<<<<

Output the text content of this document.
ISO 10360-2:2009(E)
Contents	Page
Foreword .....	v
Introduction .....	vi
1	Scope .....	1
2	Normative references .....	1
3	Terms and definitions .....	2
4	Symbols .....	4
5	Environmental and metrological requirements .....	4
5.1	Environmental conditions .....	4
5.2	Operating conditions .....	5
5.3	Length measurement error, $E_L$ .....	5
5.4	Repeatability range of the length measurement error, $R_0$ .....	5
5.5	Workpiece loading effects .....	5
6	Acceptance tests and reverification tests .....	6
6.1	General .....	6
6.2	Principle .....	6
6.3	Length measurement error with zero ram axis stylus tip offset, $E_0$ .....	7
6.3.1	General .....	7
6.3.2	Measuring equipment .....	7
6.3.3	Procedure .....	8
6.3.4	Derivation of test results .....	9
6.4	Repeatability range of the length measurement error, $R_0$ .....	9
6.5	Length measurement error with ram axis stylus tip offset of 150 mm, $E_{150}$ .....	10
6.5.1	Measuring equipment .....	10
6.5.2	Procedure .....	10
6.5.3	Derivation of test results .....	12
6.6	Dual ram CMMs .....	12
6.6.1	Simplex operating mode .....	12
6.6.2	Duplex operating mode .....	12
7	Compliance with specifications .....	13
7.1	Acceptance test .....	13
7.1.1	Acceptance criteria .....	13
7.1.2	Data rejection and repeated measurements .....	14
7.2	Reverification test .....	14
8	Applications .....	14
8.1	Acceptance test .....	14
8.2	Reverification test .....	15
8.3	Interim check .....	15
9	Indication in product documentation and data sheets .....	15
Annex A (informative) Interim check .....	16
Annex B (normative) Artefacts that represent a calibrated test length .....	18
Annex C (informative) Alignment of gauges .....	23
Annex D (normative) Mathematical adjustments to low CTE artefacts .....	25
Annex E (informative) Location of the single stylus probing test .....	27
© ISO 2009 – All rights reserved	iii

>>>>
<<<<

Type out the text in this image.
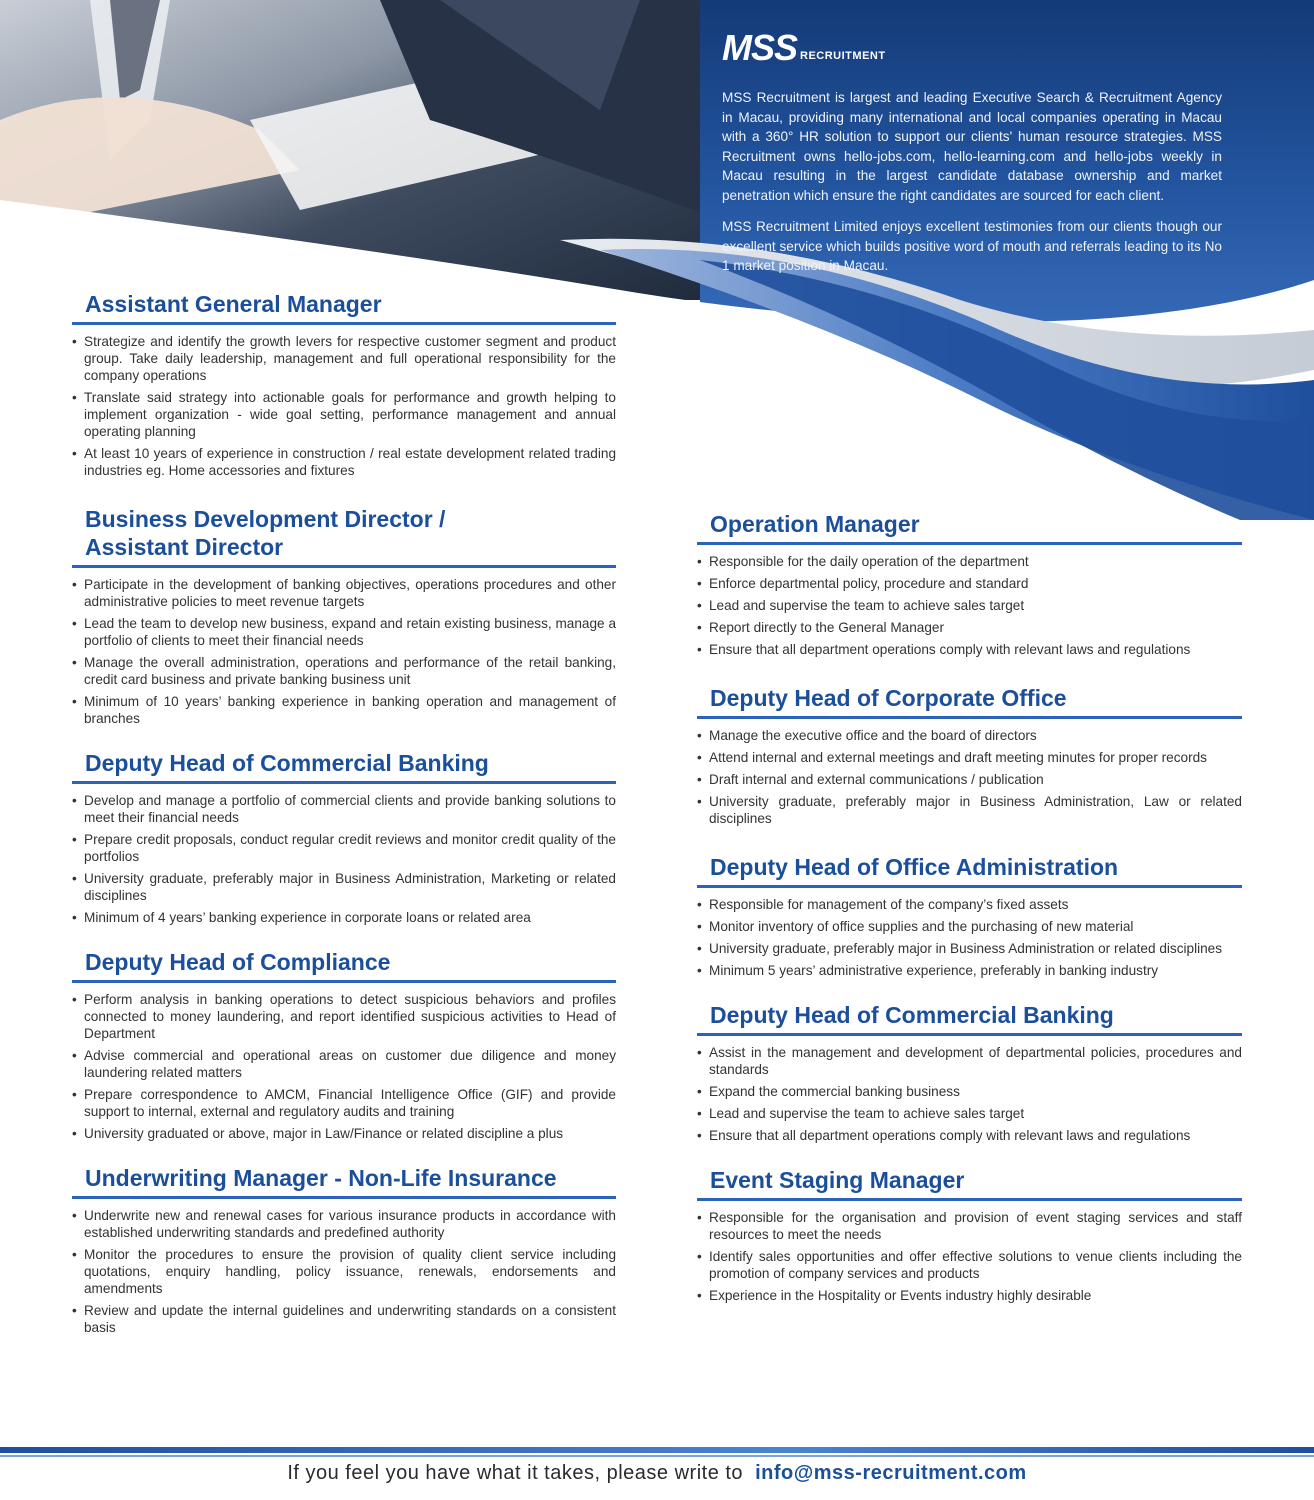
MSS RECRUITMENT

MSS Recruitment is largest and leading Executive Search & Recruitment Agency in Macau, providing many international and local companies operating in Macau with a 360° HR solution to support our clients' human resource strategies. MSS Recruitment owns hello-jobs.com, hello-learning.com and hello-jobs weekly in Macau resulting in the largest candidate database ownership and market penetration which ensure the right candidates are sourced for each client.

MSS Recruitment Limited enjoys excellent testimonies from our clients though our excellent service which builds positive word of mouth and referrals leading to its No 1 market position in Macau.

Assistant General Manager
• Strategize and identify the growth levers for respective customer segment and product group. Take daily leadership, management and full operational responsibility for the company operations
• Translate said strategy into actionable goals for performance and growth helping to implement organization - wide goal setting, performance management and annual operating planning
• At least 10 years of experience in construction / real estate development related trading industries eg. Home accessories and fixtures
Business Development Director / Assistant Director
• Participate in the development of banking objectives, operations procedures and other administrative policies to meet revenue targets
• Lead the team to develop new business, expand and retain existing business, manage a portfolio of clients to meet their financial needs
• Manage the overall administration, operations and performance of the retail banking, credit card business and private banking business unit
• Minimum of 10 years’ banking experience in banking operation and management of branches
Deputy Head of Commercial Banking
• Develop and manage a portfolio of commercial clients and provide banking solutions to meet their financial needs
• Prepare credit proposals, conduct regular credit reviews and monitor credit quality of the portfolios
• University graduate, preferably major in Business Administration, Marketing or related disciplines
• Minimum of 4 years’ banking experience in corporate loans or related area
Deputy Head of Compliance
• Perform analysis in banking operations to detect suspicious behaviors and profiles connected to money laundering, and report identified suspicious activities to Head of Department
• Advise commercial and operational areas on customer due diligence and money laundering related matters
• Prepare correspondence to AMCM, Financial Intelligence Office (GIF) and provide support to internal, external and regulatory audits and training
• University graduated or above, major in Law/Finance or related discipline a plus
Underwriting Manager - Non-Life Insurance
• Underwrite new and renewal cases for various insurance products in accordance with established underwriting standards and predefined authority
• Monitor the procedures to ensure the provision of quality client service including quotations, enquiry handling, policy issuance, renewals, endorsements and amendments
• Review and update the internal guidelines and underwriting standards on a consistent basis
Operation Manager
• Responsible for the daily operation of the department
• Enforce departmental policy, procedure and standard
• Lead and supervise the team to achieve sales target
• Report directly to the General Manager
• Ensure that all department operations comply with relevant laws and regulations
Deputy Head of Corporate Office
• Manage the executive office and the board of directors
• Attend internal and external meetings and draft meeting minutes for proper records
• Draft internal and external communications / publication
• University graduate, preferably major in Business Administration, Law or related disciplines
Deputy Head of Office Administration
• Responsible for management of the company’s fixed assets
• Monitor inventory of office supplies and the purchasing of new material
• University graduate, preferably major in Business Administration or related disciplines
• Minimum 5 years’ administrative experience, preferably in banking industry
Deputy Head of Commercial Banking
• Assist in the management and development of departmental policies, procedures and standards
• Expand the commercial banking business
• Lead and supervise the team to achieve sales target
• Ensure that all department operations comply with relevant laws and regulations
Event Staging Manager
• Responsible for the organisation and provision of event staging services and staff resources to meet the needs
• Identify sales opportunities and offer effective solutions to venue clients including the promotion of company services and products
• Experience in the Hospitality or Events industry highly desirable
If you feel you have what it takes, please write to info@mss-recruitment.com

>>>>
<<<<

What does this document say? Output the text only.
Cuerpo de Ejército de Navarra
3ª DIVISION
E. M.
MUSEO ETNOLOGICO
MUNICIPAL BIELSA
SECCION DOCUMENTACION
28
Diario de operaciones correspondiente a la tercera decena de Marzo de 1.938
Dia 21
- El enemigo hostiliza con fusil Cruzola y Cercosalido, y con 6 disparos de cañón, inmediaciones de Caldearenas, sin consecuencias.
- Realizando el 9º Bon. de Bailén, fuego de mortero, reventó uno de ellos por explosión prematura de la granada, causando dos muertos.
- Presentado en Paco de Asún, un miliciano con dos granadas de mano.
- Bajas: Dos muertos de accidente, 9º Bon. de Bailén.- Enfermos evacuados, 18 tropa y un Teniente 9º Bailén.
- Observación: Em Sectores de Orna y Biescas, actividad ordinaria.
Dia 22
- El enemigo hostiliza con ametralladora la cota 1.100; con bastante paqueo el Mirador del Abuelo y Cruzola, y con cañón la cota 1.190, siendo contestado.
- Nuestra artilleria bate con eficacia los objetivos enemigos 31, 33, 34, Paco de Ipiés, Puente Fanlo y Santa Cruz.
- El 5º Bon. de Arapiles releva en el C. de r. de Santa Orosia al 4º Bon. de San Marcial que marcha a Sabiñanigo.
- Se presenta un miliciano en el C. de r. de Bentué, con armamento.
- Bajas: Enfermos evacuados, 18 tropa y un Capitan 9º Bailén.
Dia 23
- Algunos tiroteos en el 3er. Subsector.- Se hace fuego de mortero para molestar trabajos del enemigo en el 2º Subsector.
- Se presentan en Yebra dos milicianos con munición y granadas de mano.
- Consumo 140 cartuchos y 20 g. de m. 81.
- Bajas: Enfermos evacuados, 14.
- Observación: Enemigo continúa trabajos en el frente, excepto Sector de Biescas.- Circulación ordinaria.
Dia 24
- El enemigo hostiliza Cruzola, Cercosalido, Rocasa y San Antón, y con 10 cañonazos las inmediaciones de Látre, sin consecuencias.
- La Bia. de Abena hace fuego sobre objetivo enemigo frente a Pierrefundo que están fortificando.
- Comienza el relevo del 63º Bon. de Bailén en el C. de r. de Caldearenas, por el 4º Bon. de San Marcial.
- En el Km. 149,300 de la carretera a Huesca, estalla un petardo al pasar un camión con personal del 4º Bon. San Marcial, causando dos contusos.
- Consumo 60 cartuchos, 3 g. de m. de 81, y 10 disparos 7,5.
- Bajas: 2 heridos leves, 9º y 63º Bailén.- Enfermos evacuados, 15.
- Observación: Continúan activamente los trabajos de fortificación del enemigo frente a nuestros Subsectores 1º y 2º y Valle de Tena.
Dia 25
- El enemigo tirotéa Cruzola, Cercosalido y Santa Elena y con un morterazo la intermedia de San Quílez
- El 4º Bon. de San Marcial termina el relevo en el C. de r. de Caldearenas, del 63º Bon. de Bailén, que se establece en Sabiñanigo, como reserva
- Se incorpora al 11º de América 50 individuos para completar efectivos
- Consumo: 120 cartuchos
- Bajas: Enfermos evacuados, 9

>>>>

* Problem to work on
Going through the data, tally the lines containing "needs" and report only the result.

* Answer to the problem
3